=== STORED ROWS ===
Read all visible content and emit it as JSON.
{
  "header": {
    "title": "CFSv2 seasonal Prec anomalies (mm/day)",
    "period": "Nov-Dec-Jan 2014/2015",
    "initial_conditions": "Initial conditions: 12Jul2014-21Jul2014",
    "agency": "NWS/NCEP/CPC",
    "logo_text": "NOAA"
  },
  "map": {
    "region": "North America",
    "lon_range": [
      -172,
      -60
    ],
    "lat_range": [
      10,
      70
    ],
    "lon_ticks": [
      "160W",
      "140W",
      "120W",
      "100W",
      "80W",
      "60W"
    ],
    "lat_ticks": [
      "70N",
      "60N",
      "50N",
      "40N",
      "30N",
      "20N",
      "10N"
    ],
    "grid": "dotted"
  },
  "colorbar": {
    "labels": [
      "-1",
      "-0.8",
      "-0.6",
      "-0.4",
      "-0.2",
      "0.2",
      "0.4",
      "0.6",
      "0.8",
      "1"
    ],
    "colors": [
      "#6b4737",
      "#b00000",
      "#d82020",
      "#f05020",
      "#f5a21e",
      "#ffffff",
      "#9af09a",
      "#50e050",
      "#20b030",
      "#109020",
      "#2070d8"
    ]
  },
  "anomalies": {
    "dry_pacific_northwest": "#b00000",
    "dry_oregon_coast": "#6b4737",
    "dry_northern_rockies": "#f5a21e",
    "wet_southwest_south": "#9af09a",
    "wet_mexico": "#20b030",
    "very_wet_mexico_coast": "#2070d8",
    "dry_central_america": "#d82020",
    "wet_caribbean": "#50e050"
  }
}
===
=== STORED ROWS ===
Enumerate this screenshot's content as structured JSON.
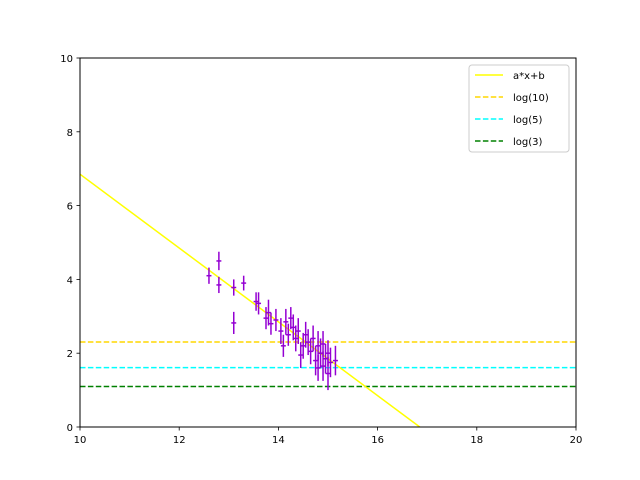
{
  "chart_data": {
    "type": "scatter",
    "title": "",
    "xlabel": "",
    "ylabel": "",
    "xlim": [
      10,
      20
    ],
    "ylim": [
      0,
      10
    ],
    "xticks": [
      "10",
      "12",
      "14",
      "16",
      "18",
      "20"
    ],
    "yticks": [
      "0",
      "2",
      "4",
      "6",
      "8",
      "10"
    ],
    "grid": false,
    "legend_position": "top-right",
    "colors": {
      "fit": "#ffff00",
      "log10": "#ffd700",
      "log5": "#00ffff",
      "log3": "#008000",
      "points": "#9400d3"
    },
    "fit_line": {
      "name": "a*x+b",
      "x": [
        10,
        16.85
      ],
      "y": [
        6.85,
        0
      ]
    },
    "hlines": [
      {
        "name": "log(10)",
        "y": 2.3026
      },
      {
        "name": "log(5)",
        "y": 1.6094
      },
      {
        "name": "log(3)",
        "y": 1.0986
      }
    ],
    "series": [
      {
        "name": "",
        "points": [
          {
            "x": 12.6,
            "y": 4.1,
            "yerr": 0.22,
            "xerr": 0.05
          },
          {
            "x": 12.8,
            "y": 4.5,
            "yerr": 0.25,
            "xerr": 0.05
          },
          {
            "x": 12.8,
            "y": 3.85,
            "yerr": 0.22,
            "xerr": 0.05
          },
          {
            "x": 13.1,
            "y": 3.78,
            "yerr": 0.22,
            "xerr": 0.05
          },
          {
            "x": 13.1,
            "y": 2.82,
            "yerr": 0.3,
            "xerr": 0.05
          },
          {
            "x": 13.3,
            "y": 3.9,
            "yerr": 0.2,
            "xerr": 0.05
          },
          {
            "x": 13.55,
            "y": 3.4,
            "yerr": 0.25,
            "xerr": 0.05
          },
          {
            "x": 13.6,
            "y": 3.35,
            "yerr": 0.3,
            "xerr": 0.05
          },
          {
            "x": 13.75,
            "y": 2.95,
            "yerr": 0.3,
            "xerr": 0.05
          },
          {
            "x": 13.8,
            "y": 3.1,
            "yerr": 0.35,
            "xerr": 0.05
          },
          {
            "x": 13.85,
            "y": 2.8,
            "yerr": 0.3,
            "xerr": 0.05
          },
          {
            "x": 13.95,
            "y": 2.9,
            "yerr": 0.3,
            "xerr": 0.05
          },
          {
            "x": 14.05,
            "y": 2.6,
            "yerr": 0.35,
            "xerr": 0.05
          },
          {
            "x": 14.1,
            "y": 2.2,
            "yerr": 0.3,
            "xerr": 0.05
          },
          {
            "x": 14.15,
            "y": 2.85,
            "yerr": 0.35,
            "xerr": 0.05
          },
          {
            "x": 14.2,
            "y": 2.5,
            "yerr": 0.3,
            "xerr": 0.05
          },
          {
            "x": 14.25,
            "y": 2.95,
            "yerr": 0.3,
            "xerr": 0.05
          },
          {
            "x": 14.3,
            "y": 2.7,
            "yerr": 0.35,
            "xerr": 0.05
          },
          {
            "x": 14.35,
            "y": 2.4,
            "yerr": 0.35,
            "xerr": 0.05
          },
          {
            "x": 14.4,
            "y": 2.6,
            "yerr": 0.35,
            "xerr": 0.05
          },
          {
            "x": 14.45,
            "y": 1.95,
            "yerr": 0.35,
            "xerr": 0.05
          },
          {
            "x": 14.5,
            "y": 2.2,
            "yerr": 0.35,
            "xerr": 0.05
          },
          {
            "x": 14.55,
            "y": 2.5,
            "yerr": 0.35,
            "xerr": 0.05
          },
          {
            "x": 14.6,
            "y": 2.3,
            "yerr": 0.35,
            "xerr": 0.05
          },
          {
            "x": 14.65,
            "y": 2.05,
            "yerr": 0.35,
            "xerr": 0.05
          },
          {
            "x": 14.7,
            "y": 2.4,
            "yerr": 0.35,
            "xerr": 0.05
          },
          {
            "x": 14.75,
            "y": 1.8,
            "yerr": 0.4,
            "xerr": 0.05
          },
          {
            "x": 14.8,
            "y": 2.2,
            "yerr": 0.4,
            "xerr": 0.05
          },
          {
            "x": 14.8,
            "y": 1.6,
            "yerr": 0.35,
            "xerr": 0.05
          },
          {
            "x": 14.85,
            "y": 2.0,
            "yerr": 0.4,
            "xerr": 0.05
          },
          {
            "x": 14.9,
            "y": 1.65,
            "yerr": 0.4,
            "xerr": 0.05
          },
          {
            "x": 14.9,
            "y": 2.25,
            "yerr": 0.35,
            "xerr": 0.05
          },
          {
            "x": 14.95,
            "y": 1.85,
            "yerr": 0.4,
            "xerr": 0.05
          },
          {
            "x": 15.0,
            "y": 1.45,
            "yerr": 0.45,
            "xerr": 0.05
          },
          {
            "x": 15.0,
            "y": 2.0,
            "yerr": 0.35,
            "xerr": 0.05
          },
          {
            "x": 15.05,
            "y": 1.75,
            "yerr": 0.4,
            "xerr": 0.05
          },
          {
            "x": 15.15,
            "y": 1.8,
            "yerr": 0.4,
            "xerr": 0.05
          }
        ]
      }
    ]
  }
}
===
■ TASK STATEMENT
Determine the number of lines in the entries above where the string "JSON" appears. Answer with the number alone.

■ COMPLETE RESPONSE
2